Jada Pinkett Smith has spoken candidly about her battles with drugs and alcohol addiction.
The actress, 49, has said she is a “walking miracle” after beating her addiction struggles.
Speaking on her show, Facebook Watch’s Red Table Talk, Jada said she drank glasses of wine like they were water, and began drinking heavily when she was still in high school.
She said: “Drinking red wine for me was like drinking glasses of water.
“Because I’m used to that hard hit. I was drinking hard in high school, too, and when I got out here I was doing cocktails.
“So, ecstasy, alcohol, weed. Let me tell you, I was having myself a little ball.”
“I wasn’t doing things that I thought were addictive,” Jada continued. “But I would do those three together, that was my cocktail.
“Your threshold becomes so high that what it takes for you to get to the place you need to get to — it’ll take me two bottles to get to …
“Okay, if I do ecstasy, weed and alcohol at the same time I’m gonna get there faster and I can keep the high going.”
Jada said she wouldn’t drink during the week but would “binge” all weekend long.
“When it’s time to go, we gonna go,” she went on. “So I wasn’t the type of person who was drinking every day, I was like a weekend party girl. Thursday to Monday morning, I would go.

▶ [Entries shown]:
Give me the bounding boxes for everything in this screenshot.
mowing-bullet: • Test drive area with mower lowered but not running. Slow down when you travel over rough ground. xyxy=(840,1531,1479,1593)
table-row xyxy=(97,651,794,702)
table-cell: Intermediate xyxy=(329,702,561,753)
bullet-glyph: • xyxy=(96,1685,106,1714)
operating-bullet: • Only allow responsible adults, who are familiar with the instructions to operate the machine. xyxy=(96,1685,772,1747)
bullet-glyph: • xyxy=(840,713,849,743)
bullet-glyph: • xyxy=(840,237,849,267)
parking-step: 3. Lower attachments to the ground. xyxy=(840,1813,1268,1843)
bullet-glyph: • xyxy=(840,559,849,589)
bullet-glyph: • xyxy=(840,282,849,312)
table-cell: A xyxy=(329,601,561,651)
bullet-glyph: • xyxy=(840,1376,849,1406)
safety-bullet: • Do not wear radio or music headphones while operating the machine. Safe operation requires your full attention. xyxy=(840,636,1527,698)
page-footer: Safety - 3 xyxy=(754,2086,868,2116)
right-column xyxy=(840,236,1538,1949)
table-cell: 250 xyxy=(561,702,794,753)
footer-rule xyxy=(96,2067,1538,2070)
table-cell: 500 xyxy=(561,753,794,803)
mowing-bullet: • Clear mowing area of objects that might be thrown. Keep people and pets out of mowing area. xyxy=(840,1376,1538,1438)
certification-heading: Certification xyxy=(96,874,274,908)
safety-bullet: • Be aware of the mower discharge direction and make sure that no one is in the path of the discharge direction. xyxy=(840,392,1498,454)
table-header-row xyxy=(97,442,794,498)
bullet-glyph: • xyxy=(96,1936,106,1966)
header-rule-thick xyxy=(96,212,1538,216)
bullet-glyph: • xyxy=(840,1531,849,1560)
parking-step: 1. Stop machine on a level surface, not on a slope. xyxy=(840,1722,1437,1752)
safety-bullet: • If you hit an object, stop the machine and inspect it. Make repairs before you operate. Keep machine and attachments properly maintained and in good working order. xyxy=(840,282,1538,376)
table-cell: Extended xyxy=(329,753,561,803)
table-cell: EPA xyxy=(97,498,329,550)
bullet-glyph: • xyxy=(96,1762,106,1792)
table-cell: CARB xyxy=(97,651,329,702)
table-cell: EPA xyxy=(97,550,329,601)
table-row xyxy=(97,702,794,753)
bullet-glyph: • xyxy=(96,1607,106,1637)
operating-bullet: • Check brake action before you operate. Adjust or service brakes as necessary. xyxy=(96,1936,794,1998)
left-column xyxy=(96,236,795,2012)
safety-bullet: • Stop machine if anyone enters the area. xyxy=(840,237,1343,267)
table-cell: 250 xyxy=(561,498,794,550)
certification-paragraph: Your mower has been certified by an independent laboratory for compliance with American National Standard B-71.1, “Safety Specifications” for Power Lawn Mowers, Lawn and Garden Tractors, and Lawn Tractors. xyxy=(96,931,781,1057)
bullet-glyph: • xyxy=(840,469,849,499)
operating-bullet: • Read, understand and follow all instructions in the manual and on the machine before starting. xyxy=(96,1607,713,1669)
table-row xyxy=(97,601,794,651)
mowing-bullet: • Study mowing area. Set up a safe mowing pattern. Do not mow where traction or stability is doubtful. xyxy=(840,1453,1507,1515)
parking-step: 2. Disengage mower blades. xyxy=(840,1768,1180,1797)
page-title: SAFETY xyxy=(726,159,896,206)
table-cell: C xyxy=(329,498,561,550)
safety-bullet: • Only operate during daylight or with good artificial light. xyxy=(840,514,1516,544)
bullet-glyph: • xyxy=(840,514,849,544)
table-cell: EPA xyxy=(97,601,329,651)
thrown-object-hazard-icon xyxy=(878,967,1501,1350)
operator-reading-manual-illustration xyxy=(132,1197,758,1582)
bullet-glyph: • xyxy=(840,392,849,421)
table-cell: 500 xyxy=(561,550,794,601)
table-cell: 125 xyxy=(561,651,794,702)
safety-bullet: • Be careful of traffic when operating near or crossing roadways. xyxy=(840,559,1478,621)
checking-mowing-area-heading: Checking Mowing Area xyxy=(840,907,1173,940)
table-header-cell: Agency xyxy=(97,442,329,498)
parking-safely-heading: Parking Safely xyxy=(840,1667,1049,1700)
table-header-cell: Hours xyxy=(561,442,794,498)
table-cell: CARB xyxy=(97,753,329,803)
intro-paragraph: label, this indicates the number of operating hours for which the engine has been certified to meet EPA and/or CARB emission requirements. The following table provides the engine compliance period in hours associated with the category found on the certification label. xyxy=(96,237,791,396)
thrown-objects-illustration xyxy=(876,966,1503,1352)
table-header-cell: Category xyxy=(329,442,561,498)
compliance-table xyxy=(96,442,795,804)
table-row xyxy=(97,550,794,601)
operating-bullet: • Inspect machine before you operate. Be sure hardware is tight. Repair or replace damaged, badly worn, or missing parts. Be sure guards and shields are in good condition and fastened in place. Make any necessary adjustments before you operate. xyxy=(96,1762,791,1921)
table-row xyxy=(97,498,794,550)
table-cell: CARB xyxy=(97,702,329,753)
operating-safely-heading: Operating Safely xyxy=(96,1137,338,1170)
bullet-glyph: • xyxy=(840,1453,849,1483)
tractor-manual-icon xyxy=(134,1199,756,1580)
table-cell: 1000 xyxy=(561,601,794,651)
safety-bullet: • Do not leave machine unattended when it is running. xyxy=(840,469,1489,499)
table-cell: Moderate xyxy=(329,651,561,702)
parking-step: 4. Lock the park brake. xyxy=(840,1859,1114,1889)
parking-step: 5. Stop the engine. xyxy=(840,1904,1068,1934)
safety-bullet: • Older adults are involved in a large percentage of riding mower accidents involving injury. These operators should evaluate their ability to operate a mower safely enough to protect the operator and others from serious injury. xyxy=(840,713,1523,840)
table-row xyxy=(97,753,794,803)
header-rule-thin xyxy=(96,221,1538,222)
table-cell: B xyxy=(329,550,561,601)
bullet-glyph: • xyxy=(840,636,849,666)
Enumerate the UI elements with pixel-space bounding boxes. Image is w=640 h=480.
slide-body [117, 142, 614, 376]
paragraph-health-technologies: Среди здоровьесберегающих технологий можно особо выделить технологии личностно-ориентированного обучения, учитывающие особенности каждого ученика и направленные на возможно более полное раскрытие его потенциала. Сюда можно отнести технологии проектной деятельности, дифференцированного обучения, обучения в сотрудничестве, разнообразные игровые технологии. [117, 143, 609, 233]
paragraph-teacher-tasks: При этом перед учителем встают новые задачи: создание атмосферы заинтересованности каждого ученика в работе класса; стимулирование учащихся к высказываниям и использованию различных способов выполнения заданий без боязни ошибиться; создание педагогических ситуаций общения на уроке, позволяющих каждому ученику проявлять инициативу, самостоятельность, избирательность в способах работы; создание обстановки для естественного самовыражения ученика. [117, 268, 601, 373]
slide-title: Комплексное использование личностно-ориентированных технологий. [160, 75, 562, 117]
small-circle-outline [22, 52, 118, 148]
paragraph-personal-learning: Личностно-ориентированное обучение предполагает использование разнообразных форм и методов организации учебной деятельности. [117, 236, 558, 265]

▶ [Actions to take]:
1. Revise the passage of the article about Jada Pinkett Smith's addiction starting with "Jada Pinkett Smith" and going on through "was doing cocktails.", putting "performer" in place of "actress".
2. Carry on the article about Jada Pinkett Smith's addiction from the point where it stops.

▶ [Answers given]:
1.
Jada Pinkett Smith has spoken candidly about her battles with drugs and alcohol addiction.
The performer, 49, has said she is a “walking miracle” after beating her addiction struggles.
Speaking on her show, Facebook Watch’s Red Table Talk, Jada said she drank glasses of wine like they were water, and began drinking heavily when she was still in high school.
She said: “Drinking red wine for me was like drinking glasses of water.
“Because I’m used to that hard hit. I was drinking hard in high school, too, and when I got out here I was doing cocktails.

2.
The film star, who is married to Will Smith, recalled the moment she decided to go cold turkey and give up drink and drugs.
She said she had reached for a third bottle of wine and suffered a health scare on the set of 1996 film The Nutty Professor.
“I went to work high and it was a bad batch of ecstasy,” she said.
“And I passed out and I told everybody that I must have had old medication in a vitamin bottle.
“But I’ll tell you what I did, though. I got my a** together and got on that set. That was the last time.”
Jada said she still has her triggers, but will now only very occasionally have a glass of wine.
“I think back on my life, like, I am a walking miracle, no doubt about that,” she added on the Facebook show.
“People will not believe.”
*Frank offers confidential advice about drugs and addiction (email [email protected], message 82111 or call 0300 123 6600) or the NHS has information about getting help.